— Start of MATERIAL FOR THIS EXERCISE —

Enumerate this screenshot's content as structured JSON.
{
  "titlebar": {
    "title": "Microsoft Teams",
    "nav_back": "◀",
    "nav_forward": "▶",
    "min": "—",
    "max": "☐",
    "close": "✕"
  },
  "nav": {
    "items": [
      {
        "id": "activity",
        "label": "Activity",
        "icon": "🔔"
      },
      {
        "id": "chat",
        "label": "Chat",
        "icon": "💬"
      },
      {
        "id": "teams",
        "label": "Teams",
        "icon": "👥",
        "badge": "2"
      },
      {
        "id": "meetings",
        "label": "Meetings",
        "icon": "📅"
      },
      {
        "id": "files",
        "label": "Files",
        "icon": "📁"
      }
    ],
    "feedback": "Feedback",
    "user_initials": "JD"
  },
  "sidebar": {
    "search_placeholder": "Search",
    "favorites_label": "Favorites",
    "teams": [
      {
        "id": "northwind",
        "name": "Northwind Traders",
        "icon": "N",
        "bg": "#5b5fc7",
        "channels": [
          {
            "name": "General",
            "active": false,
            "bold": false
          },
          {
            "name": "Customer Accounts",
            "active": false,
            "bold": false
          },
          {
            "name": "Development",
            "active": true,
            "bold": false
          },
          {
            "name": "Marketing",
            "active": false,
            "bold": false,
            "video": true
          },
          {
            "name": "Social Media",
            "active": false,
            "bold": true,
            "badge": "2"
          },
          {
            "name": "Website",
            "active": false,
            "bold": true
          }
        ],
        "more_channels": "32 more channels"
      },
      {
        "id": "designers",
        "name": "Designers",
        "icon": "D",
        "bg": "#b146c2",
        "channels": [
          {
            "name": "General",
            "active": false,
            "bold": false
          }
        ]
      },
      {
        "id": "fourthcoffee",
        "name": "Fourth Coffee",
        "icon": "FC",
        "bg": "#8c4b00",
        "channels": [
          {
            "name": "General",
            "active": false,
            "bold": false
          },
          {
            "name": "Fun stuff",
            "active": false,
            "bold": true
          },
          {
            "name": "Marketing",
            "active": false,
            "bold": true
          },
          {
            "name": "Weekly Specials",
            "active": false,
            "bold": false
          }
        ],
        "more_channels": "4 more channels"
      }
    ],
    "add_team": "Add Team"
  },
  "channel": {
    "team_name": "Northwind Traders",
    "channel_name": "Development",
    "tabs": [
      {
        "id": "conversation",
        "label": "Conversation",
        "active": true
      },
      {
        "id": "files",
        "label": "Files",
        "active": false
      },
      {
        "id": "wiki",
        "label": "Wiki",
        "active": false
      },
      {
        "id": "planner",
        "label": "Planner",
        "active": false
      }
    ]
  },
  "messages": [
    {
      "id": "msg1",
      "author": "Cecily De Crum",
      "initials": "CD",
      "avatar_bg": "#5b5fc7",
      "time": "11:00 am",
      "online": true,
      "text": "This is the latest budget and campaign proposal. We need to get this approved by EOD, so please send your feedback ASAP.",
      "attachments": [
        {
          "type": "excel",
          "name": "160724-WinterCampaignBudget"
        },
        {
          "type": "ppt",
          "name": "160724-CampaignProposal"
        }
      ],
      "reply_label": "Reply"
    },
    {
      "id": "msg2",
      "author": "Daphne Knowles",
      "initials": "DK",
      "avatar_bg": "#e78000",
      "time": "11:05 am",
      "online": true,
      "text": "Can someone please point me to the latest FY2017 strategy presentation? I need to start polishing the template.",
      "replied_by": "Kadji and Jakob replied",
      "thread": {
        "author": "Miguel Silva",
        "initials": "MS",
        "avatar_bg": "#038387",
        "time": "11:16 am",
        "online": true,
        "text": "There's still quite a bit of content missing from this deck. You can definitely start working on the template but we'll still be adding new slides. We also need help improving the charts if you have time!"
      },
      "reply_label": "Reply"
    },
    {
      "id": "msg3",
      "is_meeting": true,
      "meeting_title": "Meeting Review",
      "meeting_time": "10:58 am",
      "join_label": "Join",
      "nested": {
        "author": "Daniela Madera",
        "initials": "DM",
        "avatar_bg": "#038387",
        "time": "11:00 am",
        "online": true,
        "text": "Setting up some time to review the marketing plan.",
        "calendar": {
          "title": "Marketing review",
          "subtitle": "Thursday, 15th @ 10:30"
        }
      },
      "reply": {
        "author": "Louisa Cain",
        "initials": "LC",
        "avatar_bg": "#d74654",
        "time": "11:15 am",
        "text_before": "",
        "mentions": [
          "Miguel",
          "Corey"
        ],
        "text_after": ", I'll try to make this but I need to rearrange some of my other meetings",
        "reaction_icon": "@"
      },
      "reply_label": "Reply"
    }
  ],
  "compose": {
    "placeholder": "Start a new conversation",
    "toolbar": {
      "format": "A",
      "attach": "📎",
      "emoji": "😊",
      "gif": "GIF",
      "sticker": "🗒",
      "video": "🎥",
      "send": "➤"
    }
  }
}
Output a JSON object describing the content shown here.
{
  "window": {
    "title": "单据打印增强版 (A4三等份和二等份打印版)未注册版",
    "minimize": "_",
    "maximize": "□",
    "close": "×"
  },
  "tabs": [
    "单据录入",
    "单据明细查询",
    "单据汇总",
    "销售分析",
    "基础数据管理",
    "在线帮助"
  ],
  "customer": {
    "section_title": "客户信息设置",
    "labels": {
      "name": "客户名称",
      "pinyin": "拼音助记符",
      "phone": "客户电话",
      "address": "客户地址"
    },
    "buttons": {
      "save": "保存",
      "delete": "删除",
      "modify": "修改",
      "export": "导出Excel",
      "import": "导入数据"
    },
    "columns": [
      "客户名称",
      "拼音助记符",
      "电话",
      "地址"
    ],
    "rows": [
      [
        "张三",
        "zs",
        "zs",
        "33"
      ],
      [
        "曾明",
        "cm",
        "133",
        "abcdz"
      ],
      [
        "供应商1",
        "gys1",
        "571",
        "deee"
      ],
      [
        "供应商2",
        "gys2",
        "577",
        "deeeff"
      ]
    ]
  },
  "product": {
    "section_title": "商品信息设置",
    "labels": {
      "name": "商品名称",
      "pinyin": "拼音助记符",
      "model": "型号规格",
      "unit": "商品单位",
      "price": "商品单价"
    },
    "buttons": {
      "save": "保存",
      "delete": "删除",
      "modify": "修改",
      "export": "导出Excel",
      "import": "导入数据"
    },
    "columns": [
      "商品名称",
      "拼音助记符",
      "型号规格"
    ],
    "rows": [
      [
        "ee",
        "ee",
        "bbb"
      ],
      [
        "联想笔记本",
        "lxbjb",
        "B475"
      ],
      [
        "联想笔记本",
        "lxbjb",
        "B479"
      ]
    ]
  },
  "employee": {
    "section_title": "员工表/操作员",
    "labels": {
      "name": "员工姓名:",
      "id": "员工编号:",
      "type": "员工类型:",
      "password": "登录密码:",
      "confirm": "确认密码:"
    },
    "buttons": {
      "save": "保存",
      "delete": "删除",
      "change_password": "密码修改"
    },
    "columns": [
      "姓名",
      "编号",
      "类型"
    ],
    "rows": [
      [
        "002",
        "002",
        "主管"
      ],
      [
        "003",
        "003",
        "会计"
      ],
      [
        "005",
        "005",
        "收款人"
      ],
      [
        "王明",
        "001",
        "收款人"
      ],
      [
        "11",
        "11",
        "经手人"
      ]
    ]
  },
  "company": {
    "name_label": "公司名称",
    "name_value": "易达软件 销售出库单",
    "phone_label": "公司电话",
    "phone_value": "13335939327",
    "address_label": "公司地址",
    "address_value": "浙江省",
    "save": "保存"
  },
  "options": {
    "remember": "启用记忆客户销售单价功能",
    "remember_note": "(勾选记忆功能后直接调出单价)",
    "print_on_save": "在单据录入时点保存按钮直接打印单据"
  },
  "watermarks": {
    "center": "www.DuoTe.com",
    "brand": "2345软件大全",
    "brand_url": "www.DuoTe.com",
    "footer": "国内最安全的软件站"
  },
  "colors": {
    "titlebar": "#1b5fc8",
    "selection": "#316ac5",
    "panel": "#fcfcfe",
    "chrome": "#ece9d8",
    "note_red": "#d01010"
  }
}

— End of MATERIAL FOR THIS EXERCISE —

### PROBLEM DESCRIPTION
Check each line above for the string "latest" and report how many lines have it, giving only the number.

### TASK SOLUTION
2